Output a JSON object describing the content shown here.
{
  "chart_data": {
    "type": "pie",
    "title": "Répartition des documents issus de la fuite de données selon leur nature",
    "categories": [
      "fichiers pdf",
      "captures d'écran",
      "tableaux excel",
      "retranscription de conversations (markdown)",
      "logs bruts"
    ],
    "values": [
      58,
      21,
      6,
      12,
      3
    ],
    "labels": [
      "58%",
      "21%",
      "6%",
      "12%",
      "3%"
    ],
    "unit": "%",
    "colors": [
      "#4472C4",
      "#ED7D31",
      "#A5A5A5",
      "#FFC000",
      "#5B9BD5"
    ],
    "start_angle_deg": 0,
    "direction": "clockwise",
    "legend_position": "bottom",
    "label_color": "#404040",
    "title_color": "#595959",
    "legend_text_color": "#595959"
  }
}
^^^^^^^^
**WRITTEN TASK**
Restate the records, all of them, precisely as written.

**RESULT OF THE TASK**
Output a JSON object describing the content shown here.
{
  "chart_data": {
    "type": "pie",
    "title": "Répartition des documents issus de la fuite de données selon leur nature",
    "categories": [
      "fichiers pdf",
      "captures d'écran",
      "tableaux excel",
      "retranscription de conversations (markdown)",
      "logs bruts"
    ],
    "values": [
      58,
      21,
      6,
      12,
      3
    ],
    "labels": [
      "58%",
      "21%",
      "6%",
      "12%",
      "3%"
    ],
    "unit": "%",
    "colors": [
      "#4472C4",
      "#ED7D31",
      "#A5A5A5",
      "#FFC000",
      "#5B9BD5"
    ],
    "start_angle_deg": 0,
    "direction": "clockwise",
    "legend_position": "bottom",
    "label_color": "#404040",
    "title_color": "#595959",
    "legend_text_color": "#595959"
  }
}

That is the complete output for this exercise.